**TASK DETAILS:**
Extract all lines that hold "name" from the records below.

**MATERIAL FOR THE TASK:**
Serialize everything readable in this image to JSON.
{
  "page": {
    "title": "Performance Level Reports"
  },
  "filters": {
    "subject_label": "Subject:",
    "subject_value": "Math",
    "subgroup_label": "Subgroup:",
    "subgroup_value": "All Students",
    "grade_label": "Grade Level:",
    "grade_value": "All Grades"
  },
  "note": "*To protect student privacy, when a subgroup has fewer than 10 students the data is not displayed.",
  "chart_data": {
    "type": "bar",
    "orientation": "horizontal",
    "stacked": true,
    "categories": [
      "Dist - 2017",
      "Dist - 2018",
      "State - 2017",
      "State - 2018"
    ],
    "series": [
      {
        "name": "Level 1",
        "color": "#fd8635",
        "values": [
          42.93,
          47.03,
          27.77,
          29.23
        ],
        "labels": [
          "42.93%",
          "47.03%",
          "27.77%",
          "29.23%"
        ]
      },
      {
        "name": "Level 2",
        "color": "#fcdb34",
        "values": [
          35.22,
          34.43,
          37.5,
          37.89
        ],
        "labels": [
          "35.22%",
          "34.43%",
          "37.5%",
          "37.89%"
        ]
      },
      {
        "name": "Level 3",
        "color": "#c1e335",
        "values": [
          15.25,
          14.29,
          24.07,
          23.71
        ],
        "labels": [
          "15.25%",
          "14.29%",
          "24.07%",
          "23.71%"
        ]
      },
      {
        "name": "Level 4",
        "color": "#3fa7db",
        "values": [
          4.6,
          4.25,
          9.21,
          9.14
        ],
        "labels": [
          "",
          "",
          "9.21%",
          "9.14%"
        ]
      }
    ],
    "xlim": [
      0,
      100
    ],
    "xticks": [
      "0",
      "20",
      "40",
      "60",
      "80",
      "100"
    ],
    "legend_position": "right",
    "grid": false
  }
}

--

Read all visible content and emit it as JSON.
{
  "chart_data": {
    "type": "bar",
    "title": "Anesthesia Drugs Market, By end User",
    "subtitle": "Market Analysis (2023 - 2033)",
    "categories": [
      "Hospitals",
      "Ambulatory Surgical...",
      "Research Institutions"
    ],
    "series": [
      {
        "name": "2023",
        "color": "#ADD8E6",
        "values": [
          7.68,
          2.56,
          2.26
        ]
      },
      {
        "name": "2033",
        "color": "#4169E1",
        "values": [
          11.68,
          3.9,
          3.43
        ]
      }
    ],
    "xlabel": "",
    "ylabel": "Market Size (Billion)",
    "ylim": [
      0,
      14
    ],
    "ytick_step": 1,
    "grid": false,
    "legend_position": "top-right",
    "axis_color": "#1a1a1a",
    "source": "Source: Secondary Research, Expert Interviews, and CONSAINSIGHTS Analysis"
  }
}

...

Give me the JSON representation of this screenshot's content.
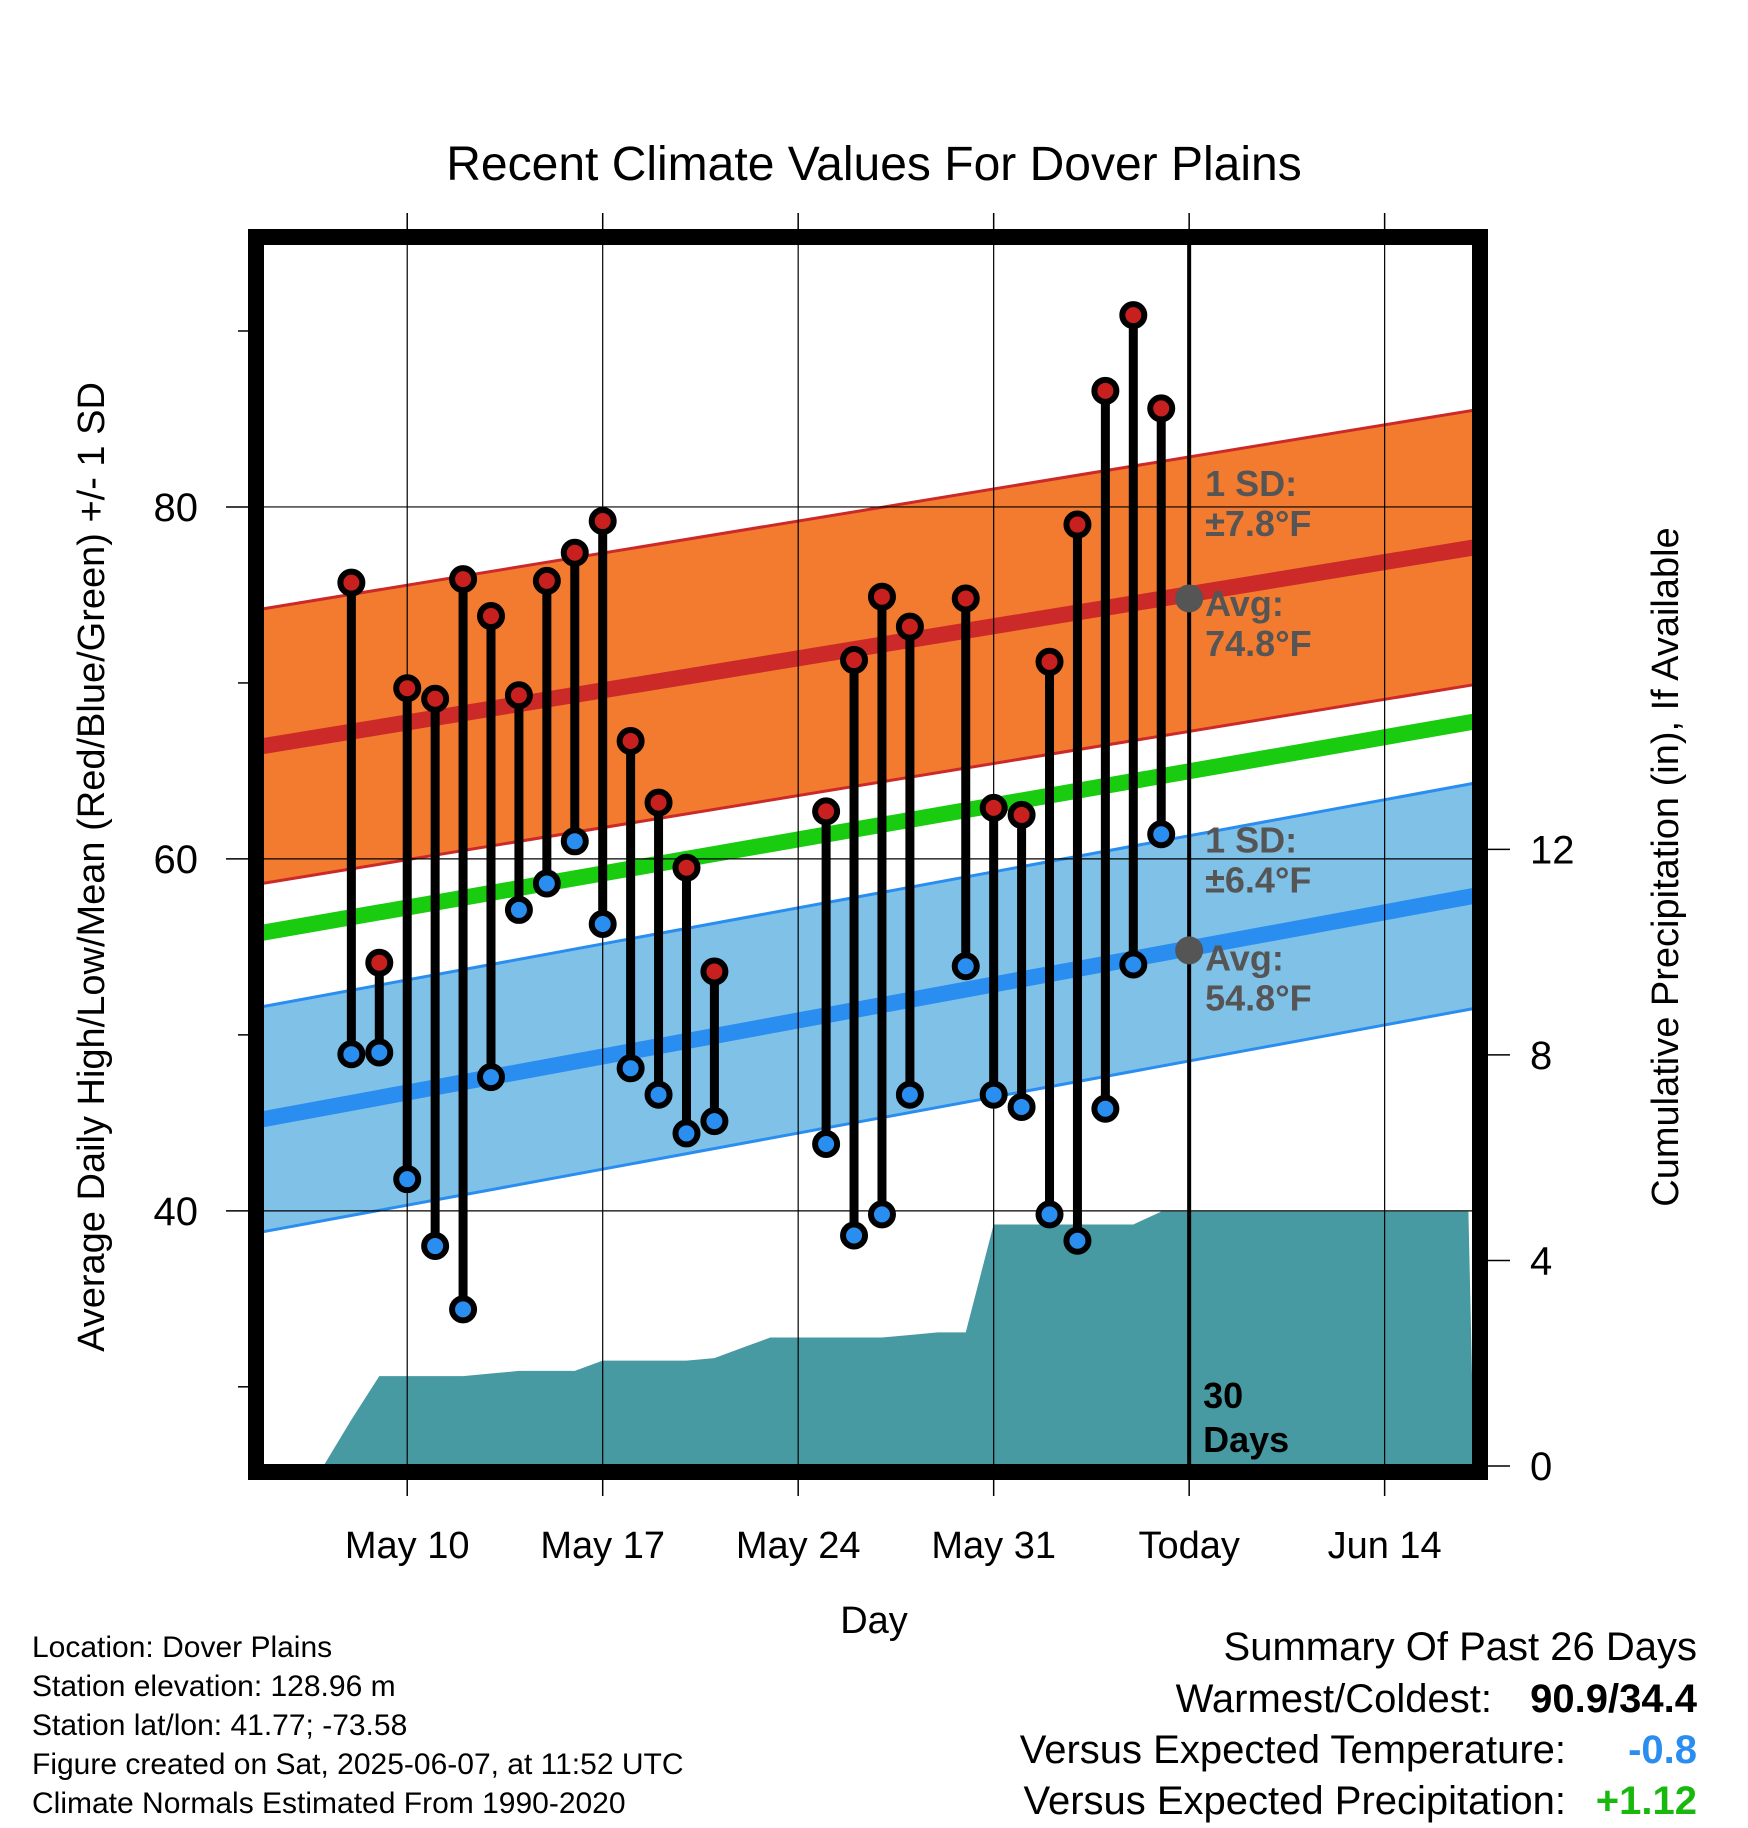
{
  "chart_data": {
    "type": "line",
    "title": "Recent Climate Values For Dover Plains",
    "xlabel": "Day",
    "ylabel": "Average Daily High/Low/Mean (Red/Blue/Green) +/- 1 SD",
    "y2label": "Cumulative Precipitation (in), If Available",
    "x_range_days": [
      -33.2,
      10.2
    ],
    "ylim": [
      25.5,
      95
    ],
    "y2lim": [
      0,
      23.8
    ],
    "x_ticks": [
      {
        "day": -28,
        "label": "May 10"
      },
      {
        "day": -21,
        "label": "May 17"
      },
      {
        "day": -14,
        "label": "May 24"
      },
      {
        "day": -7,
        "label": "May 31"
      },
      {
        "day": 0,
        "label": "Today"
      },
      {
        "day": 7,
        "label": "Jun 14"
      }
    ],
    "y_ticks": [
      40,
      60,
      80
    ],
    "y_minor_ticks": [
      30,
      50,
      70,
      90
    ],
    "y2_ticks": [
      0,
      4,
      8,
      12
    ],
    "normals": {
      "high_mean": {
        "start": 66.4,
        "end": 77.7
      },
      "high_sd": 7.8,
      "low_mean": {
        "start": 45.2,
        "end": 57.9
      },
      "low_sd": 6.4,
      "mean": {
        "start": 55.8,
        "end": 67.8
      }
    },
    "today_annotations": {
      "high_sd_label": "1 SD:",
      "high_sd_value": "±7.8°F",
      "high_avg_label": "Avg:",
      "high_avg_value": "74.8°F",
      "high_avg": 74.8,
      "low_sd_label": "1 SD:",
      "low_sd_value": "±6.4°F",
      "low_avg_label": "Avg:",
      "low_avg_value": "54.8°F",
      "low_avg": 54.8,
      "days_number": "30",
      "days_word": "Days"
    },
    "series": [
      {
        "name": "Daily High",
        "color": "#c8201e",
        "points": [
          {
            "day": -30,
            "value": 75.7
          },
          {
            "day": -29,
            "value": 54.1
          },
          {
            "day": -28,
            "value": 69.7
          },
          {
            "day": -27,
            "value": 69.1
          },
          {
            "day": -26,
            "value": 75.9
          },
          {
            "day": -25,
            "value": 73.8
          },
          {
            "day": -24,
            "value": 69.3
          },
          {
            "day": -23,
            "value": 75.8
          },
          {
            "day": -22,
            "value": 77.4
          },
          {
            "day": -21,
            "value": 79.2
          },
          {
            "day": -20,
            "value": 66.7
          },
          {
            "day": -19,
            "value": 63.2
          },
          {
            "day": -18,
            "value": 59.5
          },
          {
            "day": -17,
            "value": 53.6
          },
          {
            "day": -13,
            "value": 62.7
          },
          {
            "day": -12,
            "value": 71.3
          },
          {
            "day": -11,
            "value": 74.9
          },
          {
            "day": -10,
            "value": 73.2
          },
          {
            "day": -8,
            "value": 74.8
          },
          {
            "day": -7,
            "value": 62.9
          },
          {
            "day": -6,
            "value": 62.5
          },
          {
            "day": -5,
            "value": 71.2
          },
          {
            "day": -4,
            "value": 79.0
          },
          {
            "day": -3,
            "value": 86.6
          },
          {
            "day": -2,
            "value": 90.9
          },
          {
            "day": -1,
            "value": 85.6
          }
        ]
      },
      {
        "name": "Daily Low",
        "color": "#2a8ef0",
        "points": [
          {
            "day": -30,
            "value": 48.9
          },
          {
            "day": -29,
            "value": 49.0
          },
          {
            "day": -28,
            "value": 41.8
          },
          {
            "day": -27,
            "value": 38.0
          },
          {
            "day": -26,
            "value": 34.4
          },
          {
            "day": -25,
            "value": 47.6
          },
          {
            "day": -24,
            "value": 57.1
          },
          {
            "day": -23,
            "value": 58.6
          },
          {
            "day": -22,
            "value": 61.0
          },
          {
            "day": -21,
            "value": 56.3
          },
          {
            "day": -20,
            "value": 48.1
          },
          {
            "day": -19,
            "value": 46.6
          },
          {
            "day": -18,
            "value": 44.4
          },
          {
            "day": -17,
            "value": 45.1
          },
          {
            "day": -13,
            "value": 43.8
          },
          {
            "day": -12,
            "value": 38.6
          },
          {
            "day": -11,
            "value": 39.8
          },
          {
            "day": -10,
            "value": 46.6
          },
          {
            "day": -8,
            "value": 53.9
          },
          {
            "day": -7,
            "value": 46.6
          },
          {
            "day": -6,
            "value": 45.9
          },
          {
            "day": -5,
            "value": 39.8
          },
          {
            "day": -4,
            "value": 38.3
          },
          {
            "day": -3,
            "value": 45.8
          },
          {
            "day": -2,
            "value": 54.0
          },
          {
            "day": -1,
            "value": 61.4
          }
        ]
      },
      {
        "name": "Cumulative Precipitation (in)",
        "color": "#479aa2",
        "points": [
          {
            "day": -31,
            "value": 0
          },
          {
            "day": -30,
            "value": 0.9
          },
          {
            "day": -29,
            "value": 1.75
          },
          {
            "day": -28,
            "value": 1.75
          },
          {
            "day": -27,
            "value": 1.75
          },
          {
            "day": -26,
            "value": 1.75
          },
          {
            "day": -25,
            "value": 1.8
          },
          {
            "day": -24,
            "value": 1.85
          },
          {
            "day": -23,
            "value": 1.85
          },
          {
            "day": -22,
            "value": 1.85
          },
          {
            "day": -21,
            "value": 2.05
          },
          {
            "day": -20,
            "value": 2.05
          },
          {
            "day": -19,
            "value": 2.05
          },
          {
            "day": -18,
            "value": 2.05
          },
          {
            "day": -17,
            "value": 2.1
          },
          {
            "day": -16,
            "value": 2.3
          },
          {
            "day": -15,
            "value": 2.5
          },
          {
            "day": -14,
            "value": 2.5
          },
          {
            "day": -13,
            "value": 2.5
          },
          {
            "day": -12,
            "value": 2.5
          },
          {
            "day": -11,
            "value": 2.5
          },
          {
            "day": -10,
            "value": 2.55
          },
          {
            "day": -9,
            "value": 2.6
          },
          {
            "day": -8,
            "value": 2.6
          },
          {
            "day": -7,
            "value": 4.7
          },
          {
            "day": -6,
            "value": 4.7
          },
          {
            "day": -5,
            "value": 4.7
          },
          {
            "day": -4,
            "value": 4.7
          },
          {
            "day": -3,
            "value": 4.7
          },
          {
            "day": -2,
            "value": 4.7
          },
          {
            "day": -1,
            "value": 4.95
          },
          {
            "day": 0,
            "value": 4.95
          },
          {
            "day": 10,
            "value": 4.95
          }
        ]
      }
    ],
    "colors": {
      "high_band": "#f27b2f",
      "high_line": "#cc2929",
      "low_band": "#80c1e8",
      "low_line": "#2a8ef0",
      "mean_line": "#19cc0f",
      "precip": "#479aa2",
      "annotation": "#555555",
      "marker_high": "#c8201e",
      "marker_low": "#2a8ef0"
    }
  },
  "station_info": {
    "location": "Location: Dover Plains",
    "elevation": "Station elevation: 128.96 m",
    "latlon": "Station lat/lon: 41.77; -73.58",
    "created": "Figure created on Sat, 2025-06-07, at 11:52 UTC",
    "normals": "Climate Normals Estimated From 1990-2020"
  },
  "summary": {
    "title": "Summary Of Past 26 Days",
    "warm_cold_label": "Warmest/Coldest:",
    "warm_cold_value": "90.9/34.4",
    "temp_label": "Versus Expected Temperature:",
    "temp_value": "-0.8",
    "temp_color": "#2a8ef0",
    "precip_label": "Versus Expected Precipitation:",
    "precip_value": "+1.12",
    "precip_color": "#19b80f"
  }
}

**WORKED ANSWER:**
        "name": "Level 1",
        "name": "Level 2",
        "name": "Level 3",
        "name": "Level 4",
        "name": "2023",
        "name": "2033",
        "name": "Daily High",
        "name": "Daily Low",
        "name": "Cumulative Precipitation (in)",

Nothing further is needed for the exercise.